── DATA ROWS ──

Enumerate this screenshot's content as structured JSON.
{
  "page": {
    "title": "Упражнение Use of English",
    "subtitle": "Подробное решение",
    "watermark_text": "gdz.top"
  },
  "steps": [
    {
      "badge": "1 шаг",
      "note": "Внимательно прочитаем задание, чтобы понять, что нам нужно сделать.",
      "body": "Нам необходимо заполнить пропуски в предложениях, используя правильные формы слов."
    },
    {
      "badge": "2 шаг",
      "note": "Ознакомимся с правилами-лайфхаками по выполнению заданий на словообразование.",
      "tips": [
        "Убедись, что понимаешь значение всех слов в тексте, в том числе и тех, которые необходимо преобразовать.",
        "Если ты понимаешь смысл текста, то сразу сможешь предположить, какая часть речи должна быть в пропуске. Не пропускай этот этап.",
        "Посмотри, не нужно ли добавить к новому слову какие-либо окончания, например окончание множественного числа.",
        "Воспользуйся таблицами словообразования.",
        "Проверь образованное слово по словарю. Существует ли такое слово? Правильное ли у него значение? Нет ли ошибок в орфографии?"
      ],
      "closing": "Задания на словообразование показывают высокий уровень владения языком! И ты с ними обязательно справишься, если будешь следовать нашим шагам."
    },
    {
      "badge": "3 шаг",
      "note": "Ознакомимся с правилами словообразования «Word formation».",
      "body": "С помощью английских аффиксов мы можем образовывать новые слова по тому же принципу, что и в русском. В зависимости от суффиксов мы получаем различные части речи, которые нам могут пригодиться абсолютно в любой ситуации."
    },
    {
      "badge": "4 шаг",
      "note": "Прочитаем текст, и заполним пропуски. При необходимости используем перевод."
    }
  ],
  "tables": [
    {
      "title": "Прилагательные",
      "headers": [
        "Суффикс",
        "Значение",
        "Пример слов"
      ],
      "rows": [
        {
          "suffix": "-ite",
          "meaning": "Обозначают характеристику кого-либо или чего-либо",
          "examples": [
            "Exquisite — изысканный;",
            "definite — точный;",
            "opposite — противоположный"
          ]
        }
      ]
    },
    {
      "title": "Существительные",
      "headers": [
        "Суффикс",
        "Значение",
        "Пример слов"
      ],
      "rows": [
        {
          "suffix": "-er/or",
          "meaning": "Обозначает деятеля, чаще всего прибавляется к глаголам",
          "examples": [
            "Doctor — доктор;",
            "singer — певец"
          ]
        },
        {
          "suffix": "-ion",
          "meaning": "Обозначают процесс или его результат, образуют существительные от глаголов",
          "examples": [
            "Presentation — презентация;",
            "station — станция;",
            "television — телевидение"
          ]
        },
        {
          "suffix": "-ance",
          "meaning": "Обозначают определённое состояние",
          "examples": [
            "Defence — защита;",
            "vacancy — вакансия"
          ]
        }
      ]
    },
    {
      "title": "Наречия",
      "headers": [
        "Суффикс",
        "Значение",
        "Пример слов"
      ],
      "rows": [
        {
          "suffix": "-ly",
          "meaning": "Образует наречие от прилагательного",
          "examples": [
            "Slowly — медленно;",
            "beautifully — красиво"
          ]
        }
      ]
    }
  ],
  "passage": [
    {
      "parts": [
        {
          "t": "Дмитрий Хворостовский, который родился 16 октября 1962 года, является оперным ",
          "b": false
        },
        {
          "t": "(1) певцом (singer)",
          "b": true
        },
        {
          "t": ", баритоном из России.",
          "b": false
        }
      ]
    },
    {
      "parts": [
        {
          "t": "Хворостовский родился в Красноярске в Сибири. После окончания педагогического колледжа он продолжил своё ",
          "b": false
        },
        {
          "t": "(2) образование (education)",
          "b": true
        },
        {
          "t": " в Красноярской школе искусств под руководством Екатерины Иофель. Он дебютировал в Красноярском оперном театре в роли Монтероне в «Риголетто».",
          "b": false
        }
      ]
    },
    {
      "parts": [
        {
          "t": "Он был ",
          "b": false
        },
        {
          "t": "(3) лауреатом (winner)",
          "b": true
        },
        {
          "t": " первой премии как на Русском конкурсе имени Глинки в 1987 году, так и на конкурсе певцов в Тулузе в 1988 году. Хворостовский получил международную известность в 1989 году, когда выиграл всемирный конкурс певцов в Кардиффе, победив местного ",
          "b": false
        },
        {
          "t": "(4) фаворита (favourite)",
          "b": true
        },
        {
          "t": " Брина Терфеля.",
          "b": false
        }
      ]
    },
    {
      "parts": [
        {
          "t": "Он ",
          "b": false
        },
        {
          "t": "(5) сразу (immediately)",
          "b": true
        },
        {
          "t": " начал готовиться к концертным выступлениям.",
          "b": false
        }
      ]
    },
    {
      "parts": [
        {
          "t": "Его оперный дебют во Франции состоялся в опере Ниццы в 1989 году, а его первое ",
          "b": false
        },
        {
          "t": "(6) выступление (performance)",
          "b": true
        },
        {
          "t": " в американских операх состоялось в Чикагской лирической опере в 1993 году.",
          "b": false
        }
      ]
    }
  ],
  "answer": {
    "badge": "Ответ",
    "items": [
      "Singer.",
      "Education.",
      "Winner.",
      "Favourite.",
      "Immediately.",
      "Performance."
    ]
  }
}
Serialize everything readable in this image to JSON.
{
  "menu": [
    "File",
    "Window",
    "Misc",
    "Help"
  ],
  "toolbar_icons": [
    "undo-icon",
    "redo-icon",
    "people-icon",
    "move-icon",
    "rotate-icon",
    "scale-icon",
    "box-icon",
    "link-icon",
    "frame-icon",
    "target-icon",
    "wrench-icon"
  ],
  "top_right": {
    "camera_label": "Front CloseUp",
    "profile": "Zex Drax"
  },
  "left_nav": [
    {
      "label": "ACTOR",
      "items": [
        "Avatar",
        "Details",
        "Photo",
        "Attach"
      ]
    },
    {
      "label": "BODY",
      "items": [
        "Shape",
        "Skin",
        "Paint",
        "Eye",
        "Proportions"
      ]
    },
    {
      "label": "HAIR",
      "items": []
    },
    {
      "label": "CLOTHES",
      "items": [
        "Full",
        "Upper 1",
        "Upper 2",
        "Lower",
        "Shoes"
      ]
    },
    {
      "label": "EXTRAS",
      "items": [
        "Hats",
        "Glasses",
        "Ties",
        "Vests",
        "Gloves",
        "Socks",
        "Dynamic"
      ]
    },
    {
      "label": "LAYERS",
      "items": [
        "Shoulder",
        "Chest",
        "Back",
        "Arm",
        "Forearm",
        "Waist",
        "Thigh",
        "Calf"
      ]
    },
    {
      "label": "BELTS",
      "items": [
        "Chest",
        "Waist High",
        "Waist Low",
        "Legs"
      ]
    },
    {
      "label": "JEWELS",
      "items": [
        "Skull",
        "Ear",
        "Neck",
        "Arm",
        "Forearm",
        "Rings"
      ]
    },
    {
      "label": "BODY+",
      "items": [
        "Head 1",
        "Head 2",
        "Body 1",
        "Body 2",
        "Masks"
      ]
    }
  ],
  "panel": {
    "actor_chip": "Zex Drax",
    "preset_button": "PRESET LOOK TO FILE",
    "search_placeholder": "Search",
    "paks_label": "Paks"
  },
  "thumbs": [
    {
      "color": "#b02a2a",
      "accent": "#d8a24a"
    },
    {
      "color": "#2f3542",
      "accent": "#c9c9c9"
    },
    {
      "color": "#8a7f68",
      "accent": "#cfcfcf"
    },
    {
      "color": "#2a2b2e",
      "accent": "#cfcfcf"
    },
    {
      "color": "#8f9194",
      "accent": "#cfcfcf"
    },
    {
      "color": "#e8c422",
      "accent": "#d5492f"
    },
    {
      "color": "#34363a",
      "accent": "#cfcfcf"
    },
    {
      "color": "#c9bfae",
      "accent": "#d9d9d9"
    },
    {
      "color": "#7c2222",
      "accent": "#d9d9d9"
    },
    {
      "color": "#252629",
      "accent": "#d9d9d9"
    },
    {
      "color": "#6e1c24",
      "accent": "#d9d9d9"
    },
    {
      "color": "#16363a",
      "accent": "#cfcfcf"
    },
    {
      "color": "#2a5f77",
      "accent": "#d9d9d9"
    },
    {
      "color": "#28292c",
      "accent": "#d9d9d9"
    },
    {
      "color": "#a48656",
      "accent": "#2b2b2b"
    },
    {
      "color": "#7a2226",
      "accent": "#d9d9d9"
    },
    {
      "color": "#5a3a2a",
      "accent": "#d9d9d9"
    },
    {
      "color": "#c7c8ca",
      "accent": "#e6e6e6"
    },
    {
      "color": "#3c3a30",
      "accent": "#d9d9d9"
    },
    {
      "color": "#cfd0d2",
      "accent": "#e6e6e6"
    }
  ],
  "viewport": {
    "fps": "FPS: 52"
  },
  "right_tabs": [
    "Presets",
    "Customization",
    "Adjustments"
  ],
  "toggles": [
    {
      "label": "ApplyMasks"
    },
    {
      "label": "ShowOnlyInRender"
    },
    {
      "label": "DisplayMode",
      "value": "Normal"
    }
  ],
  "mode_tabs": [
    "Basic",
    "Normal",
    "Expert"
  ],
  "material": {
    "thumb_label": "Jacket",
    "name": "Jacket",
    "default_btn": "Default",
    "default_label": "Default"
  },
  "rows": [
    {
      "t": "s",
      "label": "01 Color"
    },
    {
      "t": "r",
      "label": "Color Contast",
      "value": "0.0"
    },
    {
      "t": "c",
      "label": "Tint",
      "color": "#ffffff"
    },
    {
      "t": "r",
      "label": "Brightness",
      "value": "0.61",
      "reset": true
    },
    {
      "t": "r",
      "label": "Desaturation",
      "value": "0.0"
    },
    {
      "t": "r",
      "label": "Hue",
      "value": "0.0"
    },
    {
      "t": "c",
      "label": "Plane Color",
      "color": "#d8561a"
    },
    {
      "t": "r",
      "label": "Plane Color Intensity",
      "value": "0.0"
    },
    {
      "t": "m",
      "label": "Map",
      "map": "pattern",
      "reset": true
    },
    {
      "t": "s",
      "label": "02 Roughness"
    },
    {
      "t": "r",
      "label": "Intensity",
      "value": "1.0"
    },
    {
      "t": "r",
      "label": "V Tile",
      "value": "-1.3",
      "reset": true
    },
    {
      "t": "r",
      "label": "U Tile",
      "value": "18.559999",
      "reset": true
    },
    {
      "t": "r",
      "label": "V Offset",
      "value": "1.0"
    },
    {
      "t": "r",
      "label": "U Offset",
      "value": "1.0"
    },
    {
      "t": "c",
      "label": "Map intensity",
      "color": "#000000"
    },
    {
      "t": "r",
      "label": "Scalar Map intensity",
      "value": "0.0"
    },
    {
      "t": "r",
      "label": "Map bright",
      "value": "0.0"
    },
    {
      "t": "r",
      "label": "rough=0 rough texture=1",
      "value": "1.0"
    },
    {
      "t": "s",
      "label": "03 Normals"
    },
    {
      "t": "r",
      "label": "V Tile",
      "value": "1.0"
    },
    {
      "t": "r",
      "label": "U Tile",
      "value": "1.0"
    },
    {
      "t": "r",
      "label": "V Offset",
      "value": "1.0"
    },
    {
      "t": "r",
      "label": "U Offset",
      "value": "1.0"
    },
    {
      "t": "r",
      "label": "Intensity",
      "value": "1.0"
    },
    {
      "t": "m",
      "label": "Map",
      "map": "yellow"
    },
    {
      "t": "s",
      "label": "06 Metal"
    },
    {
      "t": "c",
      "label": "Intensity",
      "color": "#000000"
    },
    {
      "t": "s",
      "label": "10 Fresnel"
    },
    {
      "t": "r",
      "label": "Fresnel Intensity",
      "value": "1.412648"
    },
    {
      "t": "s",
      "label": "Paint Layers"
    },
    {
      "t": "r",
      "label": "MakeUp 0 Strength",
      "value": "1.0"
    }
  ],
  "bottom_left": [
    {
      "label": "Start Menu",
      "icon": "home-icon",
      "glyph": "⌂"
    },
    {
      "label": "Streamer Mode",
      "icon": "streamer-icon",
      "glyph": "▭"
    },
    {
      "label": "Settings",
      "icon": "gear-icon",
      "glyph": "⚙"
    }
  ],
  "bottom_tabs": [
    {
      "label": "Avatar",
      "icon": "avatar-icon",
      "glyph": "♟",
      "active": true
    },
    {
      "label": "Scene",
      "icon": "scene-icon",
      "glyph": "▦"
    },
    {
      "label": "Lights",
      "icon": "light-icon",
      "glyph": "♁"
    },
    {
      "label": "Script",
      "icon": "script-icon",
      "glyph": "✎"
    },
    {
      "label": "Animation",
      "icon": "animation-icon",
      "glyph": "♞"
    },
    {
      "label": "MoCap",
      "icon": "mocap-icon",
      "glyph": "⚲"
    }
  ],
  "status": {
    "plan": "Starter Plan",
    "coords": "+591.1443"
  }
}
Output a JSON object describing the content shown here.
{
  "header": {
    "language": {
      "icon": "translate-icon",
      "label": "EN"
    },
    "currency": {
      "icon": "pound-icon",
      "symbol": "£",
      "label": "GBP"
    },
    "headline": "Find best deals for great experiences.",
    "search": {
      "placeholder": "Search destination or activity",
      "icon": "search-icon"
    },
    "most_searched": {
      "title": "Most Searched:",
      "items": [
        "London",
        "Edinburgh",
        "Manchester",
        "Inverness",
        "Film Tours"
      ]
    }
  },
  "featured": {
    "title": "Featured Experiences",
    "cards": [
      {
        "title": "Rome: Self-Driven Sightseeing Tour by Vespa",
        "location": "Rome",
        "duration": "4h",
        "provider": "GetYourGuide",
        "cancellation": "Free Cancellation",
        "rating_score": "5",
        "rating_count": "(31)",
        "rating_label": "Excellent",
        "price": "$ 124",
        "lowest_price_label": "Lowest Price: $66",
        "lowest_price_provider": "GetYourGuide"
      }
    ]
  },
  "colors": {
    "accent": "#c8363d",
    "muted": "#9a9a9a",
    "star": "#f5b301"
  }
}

───

▶ **TO BE DONE**
Pick out the lines that include the word "Хворостовский" and write them out.

▶ **WRITTEN RESPONSE**
          "t": "Дмитрий Хворостовский, который родился 16 октября 1962 года, является оперным ",
          "t": "Хворостовский родился в Красноярске в Сибири. После окончания педагогического колледжа он продолжил своё ",
          "t": " первой премии как на Русском конкурсе имени Глинки в 1987 году, так и на конкурсе певцов в Тулузе в 1988 году. Хворостовский получил международную известность в 1989 году, когда выиграл всемирный конкурс певцов в Кардиффе, победив местного ",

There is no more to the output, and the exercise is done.